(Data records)
** Begin **

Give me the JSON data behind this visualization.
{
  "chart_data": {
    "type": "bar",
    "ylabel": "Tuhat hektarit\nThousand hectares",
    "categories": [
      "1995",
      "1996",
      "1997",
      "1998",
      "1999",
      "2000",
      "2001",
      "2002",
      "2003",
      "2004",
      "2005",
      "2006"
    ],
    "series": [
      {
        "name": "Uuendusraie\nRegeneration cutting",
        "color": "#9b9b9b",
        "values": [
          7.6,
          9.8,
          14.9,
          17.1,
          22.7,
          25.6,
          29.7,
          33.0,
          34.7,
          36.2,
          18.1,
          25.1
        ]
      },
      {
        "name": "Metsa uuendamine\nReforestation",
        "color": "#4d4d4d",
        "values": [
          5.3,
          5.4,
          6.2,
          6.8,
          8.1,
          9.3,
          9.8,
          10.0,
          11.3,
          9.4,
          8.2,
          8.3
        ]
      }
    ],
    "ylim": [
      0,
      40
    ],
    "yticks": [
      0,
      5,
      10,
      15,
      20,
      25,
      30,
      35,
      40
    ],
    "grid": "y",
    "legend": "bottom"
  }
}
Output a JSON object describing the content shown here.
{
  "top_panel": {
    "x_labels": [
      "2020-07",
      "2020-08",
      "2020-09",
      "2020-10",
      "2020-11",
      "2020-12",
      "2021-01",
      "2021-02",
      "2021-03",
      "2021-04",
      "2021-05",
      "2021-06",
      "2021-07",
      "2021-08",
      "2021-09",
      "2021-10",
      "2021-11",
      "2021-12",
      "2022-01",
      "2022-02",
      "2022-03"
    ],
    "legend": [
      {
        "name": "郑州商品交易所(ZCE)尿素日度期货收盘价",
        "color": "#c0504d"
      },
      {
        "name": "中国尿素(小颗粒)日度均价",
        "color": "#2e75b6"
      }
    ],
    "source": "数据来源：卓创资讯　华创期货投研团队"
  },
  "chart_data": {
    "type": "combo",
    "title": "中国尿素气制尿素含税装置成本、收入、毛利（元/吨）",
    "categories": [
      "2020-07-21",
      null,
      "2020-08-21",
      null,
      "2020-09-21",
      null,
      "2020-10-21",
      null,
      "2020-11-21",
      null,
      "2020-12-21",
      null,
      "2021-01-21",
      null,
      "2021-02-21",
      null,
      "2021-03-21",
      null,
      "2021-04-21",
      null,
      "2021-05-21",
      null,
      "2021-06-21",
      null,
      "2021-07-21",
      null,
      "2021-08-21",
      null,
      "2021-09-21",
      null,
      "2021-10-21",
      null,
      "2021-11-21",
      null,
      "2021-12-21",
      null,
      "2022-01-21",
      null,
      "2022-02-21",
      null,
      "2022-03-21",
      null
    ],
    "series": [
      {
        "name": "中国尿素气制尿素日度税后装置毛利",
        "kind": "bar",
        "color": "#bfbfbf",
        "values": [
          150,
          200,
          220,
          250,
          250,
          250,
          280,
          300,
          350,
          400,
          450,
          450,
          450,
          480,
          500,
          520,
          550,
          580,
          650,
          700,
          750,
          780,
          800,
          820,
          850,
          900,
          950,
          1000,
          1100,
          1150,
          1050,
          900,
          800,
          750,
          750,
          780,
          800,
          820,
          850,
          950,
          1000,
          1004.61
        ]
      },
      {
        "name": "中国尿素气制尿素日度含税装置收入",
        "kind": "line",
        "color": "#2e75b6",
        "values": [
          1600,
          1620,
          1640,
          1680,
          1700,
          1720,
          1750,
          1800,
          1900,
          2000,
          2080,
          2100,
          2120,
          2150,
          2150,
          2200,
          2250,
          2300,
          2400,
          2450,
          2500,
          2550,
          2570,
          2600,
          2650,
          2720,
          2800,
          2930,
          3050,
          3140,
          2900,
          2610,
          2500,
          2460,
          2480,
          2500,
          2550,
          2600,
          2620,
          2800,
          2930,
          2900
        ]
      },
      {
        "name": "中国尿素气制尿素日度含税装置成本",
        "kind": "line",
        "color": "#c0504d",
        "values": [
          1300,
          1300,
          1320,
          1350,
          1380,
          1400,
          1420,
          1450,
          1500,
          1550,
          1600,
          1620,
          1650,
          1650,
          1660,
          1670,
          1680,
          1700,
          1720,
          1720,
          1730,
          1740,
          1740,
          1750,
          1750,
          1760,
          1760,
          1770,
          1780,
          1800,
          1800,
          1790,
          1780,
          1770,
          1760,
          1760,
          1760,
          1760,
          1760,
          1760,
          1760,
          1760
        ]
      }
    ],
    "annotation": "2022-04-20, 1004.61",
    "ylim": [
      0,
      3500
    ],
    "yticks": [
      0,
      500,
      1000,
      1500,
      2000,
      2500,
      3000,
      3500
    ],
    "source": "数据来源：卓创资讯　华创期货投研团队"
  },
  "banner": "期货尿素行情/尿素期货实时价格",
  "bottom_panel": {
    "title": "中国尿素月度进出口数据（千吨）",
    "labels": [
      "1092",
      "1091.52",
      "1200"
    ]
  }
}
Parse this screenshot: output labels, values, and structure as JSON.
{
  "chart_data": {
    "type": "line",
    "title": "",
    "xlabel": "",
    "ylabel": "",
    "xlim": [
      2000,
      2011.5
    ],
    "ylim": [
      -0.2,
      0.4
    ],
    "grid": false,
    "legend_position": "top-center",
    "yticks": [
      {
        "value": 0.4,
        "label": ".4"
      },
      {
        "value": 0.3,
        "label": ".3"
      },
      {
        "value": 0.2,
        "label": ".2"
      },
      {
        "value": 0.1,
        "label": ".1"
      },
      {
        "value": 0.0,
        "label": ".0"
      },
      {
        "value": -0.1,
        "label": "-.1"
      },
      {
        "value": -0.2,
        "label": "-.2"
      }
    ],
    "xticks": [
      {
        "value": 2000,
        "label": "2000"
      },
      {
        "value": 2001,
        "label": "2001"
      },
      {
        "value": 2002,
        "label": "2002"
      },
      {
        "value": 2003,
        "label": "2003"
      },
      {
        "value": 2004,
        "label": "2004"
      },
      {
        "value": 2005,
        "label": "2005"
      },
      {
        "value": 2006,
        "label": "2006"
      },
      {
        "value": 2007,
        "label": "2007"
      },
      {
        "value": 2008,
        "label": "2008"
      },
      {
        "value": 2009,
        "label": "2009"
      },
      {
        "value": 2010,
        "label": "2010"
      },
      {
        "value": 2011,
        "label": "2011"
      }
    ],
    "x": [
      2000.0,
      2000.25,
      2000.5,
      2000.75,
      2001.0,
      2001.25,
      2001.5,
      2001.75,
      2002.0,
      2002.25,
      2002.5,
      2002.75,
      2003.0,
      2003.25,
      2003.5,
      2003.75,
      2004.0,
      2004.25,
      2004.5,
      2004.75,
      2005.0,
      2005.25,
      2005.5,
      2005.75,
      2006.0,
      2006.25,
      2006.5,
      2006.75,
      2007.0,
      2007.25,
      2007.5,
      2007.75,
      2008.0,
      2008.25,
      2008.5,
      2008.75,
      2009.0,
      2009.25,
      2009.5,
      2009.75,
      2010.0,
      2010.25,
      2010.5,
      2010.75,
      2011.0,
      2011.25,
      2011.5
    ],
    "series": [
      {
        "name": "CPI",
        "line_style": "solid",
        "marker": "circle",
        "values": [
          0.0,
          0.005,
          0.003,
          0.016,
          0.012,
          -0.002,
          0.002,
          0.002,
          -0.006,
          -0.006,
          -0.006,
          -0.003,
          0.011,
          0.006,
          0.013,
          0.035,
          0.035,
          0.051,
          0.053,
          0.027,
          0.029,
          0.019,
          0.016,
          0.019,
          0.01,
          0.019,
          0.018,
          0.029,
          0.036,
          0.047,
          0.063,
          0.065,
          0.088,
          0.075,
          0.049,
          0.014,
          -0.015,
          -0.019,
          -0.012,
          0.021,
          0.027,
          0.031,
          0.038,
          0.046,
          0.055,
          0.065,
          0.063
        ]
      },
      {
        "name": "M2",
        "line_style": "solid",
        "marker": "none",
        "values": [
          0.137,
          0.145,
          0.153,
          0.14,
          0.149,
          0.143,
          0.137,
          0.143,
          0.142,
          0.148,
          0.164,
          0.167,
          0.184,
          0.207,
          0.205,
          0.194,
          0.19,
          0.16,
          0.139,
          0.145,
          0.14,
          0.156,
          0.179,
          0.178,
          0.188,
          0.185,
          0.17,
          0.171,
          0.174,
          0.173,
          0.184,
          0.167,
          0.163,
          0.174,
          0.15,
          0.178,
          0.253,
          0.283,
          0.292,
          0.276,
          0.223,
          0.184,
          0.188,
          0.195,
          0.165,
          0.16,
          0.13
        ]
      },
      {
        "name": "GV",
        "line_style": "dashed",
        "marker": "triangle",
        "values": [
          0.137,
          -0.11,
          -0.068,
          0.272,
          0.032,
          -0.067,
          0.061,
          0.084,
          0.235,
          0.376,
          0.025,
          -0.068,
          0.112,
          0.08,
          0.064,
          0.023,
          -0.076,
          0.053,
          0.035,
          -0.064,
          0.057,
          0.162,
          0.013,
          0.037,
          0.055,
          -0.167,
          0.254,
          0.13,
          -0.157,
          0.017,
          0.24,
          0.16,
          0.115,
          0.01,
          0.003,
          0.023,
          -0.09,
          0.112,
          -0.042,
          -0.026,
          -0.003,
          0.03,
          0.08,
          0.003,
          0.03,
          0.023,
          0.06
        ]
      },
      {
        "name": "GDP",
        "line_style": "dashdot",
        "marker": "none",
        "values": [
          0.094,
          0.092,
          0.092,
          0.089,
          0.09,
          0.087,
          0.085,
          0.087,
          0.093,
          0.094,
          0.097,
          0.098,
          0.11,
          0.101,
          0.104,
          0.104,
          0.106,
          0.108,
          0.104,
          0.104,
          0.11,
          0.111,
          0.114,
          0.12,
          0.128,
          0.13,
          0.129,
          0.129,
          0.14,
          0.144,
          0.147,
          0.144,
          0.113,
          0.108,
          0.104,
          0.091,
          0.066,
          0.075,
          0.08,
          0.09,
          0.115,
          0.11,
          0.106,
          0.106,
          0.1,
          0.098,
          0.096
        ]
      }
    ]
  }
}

** End **

Required task
Go over the records above and tally each line that includes "name". Give the total by itself.

Answer to this exercise
11